- **Short task**
In this exercise, return the whole listing exactly, excluding any images.

- **Information provided**
------------------------------------------------

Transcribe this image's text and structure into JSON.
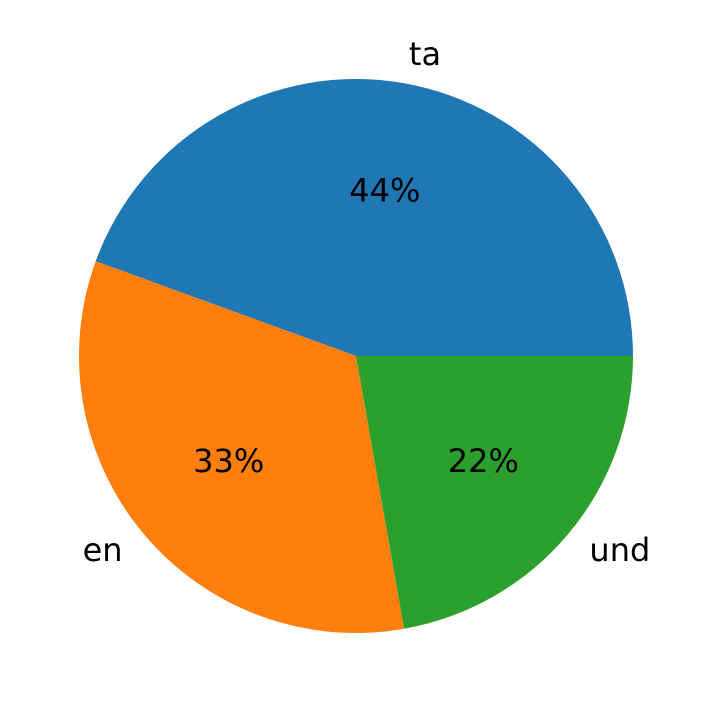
{
  "chart_data": {
    "type": "pie",
    "categories": [
      "ta",
      "en",
      "und"
    ],
    "values": [
      44,
      33,
      22
    ],
    "value_labels": [
      "44%",
      "33%",
      "22%"
    ],
    "colors": [
      "#1f77b4",
      "#ff7f0e",
      "#2ca02c"
    ]
  }
}
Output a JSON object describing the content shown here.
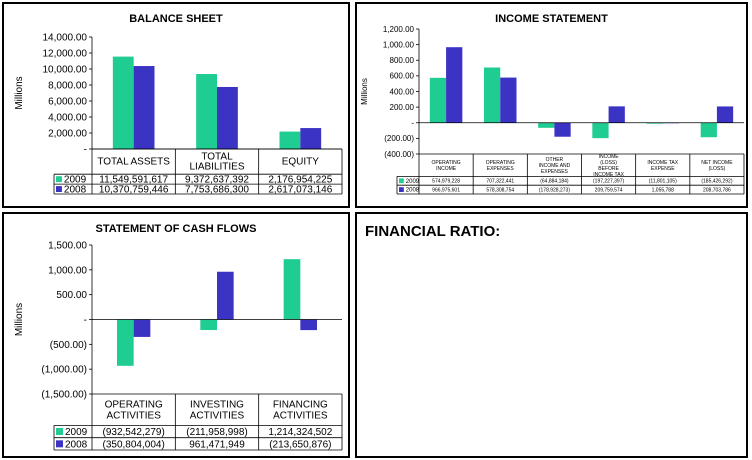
{
  "colors": {
    "s2009": "#1fcc91",
    "s2008": "#3b33c4"
  },
  "chart_data": [
    {
      "id": "balance",
      "type": "bar",
      "title": "BALANCE SHEET",
      "ylabel": "Millions",
      "ylim": [
        0,
        14000
      ],
      "yticks": [
        0,
        2000,
        4000,
        6000,
        8000,
        10000,
        12000,
        14000
      ],
      "ytick_labels": [
        "-",
        "2,000.00",
        "4,000.00",
        "6,000.00",
        "8,000.00",
        "10,000.00",
        "12,000.00",
        "14,000.00"
      ],
      "categories": [
        "TOTAL ASSETS",
        "TOTAL LIABILITIES",
        "EQUITY"
      ],
      "series": [
        {
          "name": "2009",
          "values": [
            11549.591617,
            9372.637392,
            2176.954225
          ],
          "labels": [
            "11,549,591,617",
            "9,372,637,392",
            "2,176,954,225"
          ]
        },
        {
          "name": "2008",
          "values": [
            10370.759446,
            7753.6863,
            2617.073146
          ],
          "labels": [
            "10,370,759,446",
            "7,753,686,300",
            "2,617,073,146"
          ]
        }
      ]
    },
    {
      "id": "income",
      "type": "bar",
      "title": "INCOME STATEMENT",
      "ylabel": "Millions",
      "ylim": [
        -400,
        1200
      ],
      "yticks": [
        -400,
        -200,
        0,
        200,
        400,
        600,
        800,
        1000,
        1200
      ],
      "ytick_labels": [
        "(400.00)",
        "(200.00)",
        "-",
        "200.00",
        "400.00",
        "600.00",
        "800.00",
        "1,000.00",
        "1,200.00"
      ],
      "categories": [
        "OPERATING INCOME",
        "OPERATING EXPENSES",
        "OTHER INCOME AND EXPENSES",
        "INCOME (LOSS) BEFORE INCOME TAX",
        "INCOME TAX EXPENSE",
        "NET INCOME (LOSS)"
      ],
      "series": [
        {
          "name": "2009",
          "values": [
            574.979228,
            707.322441,
            -64.884184,
            -197.227397,
            -11.801105,
            -185.426292
          ],
          "labels": [
            "574,979,228",
            "707,322,441",
            "(64,884,184)",
            "(197,227,397)",
            "(11,801,105)",
            "(185,426,292)"
          ]
        },
        {
          "name": "2008",
          "values": [
            966.975601,
            578.308754,
            -178.928273,
            209.759574,
            1.055788,
            208.703786
          ],
          "labels": [
            "966,975,601",
            "578,308,754",
            "(178,928,273)",
            "209,759,574",
            "1,055,788",
            "208,703,786"
          ]
        }
      ]
    },
    {
      "id": "cashflow",
      "type": "bar",
      "title": "STATEMENT OF CASH FLOWS",
      "ylabel": "Millions",
      "ylim": [
        -1500,
        1500
      ],
      "yticks": [
        -1500,
        -1000,
        -500,
        0,
        500,
        1000,
        1500
      ],
      "ytick_labels": [
        "(1,500.00)",
        "(1,000.00)",
        "(500.00)",
        "-",
        "500.00",
        "1,000.00",
        "1,500.00"
      ],
      "categories": [
        "OPERATING ACTIVITIES",
        "INVESTING ACTIVITIES",
        "FINANCING ACTIVITIES"
      ],
      "series": [
        {
          "name": "2009",
          "values": [
            -932.542279,
            -211.958998,
            1214.324502
          ],
          "labels": [
            "(932,542,279)",
            "(211,958,998)",
            "1,214,324,502"
          ]
        },
        {
          "name": "2008",
          "values": [
            -350.804004,
            961.471949,
            -213.650876
          ],
          "labels": [
            "(350,804,004)",
            "961,471,949",
            "(213,650,876)"
          ]
        }
      ]
    }
  ],
  "ratio": {
    "title": "FINANCIAL RATIO:"
  }
}
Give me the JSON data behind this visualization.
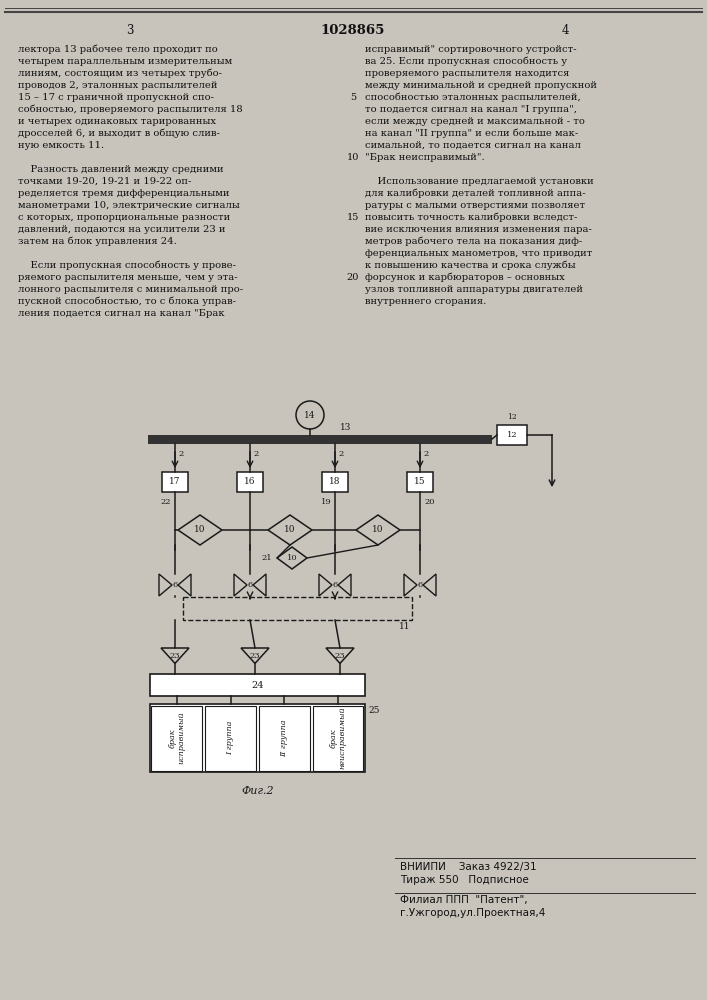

------------------------------------------------

- **Correct answer**
Transcribe this image's text and structure into JSON.
{
  "chart_data": {
    "type": "pie",
    "categories": [
      "ta",
      "en",
      "und"
    ],
    "values": [
      44,
      33,
      22
    ],
    "value_labels": [
      "44%",
      "33%",
      "22%"
    ],
    "colors": [
      "#1f77b4",
      "#ff7f0e",
      "#2ca02c"
    ]
  }
}
Output a JSON object describing the content shown here.
{
  "colors": {
    "s2009": "#1fcc91",
    "s2008": "#3b33c4"
  },
  "chart_data": [
    {
      "id": "balance",
      "type": "bar",
      "title": "BALANCE SHEET",
      "ylabel": "Millions",
      "ylim": [
        0,
        14000
      ],
      "yticks": [
        0,
        2000,
        4000,
        6000,
        8000,
        10000,
        12000,
        14000
      ],
      "ytick_labels": [
        "-",
        "2,000.00",
        "4,000.00",
        "6,000.00",
        "8,000.00",
        "10,000.00",
        "12,000.00",
        "14,000.00"
      ],
      "categories": [
        "TOTAL ASSETS",
        "TOTAL LIABILITIES",
        "EQUITY"
      ],
      "series": [
        {
          "name": "2009",
          "values": [
            11549.591617,
            9372.637392,
            2176.954225
          ],
          "labels": [
            "11,549,591,617",
            "9,372,637,392",
            "2,176,954,225"
          ]
        },
        {
          "name": "2008",
          "values": [
            10370.759446,
            7753.6863,
            2617.073146
          ],
          "labels": [
            "10,370,759,446",
            "7,753,686,300",
            "2,617,073,146"
          ]
        }
      ]
    },
    {
      "id": "income",
      "type": "bar",
      "title": "INCOME STATEMENT",
      "ylabel": "Millions",
      "ylim": [
        -400,
        1200
      ],
      "yticks": [
        -400,
        -200,
        0,
        200,
        400,
        600,
        800,
        1000,
        1200
      ],
      "ytick_labels": [
        "(400.00)",
        "(200.00)",
        "-",
        "200.00",
        "400.00",
        "600.00",
        "800.00",
        "1,000.00",
        "1,200.00"
      ],
      "categories": [
        "OPERATING INCOME",
        "OPERATING EXPENSES",
        "OTHER INCOME AND EXPENSES",
        "INCOME (LOSS) BEFORE INCOME TAX",
        "INCOME TAX EXPENSE",
        "NET INCOME (LOSS)"
      ],
      "series": [
        {
          "name": "2009",
          "values": [
            574.979228,
            707.322441,
            -64.884184,
            -197.227397,
            -11.801105,
            -185.426292
          ],
          "labels": [
            "574,979,228",
            "707,322,441",
            "(64,884,184)",
            "(197,227,397)",
            "(11,801,105)",
            "(185,426,292)"
          ]
        },
        {
          "name": "2008",
          "values": [
            966.975601,
            578.308754,
            -178.928273,
            209.759574,
            1.055788,
            208.703786
          ],
          "labels": [
            "966,975,601",
            "578,308,754",
            "(178,928,273)",
            "209,759,574",
            "1,055,788",
            "208,703,786"
          ]
        }
      ]
    },
    {
      "id": "cashflow",
      "type": "bar",
      "title": "STATEMENT OF CASH FLOWS",
      "ylabel": "Millions",
      "ylim": [
        -1500,
        1500
      ],
      "yticks": [
        -1500,
        -1000,
        -500,
        0,
        500,
        1000,
        1500
      ],
      "ytick_labels": [
        "(1,500.00)",
        "(1,000.00)",
        "(500.00)",
        "-",
        "500.00",
        "1,000.00",
        "1,500.00"
      ],
      "categories": [
        "OPERATING ACTIVITIES",
        "INVESTING ACTIVITIES",
        "FINANCING ACTIVITIES"
      ],
      "series": [
        {
          "name": "2009",
          "values": [
            -932.542279,
            -211.958998,
            1214.324502
          ],
          "labels": [
            "(932,542,279)",
            "(211,958,998)",
            "1,214,324,502"
          ]
        },
        {
          "name": "2008",
          "values": [
            -350.804004,
            961.471949,
            -213.650876
          ],
          "labels": [
            "(350,804,004)",
            "961,471,949",
            "(213,650,876)"
          ]
        }
      ]
    }
  ],
  "ratio": {
    "title": "FINANCIAL RATIO:"
  }
}
Give me the JSON data behind this visualization.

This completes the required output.